● Short task: In the following material, identify every line holding the string "program" and return it.

Dataset items
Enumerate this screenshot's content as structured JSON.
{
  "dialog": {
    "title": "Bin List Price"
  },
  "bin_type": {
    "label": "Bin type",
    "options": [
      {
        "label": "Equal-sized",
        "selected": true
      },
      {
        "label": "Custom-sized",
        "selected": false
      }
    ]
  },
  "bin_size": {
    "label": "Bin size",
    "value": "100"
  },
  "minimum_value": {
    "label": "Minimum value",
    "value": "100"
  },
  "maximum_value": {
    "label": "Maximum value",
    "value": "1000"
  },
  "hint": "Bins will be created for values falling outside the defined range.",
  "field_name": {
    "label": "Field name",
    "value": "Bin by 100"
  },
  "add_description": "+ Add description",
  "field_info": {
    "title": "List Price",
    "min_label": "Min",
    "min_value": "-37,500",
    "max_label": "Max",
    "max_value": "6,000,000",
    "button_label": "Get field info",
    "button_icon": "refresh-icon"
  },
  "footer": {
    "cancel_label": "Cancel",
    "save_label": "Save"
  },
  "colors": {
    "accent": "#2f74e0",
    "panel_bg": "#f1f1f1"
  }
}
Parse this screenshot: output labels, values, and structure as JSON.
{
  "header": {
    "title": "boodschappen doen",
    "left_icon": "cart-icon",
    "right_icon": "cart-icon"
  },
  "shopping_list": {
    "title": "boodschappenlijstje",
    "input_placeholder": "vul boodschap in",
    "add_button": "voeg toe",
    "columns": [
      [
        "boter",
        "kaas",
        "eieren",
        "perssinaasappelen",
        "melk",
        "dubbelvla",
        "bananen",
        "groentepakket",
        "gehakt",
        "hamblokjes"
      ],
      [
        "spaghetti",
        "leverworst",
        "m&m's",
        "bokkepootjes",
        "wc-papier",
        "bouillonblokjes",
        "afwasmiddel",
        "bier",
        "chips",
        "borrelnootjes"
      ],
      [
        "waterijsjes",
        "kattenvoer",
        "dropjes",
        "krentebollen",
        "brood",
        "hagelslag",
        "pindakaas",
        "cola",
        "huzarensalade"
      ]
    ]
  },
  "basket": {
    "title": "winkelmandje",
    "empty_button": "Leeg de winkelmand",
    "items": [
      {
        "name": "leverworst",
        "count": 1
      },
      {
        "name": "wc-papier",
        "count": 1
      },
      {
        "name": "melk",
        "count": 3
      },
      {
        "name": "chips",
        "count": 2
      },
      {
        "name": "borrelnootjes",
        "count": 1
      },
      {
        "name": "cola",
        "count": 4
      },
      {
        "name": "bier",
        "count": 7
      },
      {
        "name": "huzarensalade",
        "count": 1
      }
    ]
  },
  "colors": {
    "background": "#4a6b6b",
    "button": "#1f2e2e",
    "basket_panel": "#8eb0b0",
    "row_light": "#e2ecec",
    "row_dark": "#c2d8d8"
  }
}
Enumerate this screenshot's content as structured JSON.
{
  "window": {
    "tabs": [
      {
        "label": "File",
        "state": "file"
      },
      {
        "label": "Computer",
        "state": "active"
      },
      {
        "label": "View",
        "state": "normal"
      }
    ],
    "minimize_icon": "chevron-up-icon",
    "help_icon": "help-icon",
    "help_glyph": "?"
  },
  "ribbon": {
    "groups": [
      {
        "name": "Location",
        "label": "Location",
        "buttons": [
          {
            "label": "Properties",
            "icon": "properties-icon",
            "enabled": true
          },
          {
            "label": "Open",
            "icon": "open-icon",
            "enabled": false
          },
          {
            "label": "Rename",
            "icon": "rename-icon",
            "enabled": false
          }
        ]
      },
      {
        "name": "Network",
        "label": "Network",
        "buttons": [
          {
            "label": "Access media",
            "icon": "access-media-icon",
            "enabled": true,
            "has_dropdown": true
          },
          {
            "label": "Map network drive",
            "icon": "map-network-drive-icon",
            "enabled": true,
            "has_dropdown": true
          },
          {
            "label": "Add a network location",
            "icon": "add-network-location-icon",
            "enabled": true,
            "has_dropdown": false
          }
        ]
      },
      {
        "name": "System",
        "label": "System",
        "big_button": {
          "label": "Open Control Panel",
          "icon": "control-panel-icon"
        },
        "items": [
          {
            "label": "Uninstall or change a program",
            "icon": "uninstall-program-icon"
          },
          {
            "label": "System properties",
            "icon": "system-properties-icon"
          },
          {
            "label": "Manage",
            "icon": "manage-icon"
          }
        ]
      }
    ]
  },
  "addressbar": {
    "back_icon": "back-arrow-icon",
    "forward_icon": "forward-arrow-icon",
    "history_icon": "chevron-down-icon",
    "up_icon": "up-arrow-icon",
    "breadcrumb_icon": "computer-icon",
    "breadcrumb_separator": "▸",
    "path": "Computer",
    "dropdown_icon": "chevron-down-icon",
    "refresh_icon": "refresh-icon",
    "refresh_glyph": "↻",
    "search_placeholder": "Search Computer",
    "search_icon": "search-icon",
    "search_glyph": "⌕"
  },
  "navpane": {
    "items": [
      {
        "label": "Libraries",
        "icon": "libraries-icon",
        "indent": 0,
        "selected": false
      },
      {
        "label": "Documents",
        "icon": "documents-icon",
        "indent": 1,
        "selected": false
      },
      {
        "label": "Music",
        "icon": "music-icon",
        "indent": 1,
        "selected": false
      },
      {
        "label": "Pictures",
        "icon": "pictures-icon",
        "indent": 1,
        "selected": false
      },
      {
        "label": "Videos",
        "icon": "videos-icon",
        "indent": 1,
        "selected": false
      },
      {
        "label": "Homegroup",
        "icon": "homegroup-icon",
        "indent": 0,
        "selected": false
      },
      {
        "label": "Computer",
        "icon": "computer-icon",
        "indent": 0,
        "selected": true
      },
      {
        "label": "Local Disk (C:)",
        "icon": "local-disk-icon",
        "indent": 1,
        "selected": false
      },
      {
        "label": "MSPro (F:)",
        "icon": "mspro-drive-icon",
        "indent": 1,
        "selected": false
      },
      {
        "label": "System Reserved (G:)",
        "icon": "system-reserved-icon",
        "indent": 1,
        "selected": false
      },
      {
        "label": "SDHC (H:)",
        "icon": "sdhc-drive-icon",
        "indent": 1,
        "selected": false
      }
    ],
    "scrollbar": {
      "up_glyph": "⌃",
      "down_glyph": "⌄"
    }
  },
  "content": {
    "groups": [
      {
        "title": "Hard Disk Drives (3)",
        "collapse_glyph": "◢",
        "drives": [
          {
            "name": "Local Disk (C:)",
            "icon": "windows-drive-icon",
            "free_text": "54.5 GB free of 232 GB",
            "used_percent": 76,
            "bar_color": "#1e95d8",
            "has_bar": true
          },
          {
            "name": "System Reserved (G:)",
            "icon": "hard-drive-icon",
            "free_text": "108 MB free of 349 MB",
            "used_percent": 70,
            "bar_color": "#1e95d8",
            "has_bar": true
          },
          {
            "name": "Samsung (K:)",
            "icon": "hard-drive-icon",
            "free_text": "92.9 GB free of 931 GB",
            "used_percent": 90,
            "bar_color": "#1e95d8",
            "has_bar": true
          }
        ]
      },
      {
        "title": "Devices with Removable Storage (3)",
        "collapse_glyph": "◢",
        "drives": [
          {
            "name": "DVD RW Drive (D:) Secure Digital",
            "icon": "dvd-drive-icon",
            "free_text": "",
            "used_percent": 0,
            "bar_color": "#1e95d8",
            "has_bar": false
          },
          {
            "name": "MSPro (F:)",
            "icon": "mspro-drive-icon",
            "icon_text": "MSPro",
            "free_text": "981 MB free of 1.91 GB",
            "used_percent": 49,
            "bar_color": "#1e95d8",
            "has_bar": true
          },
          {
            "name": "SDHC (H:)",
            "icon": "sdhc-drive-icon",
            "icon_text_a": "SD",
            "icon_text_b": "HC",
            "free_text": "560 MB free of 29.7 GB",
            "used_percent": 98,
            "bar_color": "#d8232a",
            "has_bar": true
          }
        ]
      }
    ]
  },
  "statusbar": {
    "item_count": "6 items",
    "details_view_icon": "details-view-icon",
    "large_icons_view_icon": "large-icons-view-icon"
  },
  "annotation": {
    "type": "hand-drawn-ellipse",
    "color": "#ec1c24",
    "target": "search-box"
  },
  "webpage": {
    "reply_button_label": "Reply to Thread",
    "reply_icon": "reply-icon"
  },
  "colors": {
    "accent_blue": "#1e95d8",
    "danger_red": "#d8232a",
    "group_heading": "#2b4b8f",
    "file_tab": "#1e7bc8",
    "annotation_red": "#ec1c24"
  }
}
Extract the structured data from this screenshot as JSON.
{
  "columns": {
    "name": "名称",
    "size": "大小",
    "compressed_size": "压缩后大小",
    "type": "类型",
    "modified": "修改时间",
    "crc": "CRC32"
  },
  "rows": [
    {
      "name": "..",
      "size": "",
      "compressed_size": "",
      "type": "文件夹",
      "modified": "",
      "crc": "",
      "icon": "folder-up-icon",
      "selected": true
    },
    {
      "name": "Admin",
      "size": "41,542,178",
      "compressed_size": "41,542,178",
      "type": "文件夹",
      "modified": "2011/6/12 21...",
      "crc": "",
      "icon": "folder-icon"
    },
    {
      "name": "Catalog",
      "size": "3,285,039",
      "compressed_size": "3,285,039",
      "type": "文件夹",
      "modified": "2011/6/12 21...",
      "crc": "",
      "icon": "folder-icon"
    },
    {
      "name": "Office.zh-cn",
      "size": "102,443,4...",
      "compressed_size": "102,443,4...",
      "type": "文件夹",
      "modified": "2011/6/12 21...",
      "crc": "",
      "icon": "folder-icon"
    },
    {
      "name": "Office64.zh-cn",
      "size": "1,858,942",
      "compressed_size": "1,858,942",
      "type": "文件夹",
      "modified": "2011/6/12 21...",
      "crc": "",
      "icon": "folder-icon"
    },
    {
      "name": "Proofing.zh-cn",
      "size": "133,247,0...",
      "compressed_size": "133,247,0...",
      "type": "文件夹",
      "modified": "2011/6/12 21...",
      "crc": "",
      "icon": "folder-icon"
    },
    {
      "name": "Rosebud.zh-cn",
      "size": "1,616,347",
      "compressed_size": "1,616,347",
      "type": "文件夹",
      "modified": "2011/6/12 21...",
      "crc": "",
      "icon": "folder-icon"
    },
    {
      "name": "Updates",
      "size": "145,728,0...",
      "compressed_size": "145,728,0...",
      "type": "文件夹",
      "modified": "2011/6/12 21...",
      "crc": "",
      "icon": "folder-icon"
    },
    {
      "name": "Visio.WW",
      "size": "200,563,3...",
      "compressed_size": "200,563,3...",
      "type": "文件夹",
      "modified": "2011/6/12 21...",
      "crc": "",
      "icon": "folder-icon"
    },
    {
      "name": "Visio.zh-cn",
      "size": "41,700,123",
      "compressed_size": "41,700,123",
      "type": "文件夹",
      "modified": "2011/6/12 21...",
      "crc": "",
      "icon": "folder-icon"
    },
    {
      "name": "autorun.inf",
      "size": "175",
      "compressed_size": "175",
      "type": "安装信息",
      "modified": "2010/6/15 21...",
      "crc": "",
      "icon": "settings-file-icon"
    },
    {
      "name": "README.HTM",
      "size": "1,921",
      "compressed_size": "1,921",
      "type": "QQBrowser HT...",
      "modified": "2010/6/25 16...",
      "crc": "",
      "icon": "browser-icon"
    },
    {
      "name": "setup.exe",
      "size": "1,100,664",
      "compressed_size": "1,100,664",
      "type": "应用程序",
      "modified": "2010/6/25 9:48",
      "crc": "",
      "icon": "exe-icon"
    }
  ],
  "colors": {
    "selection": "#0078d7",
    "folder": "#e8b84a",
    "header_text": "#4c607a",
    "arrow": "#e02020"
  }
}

● Response for this exercise:
            "label": "Uninstall or change a program",
            "icon": "uninstall-program-icon"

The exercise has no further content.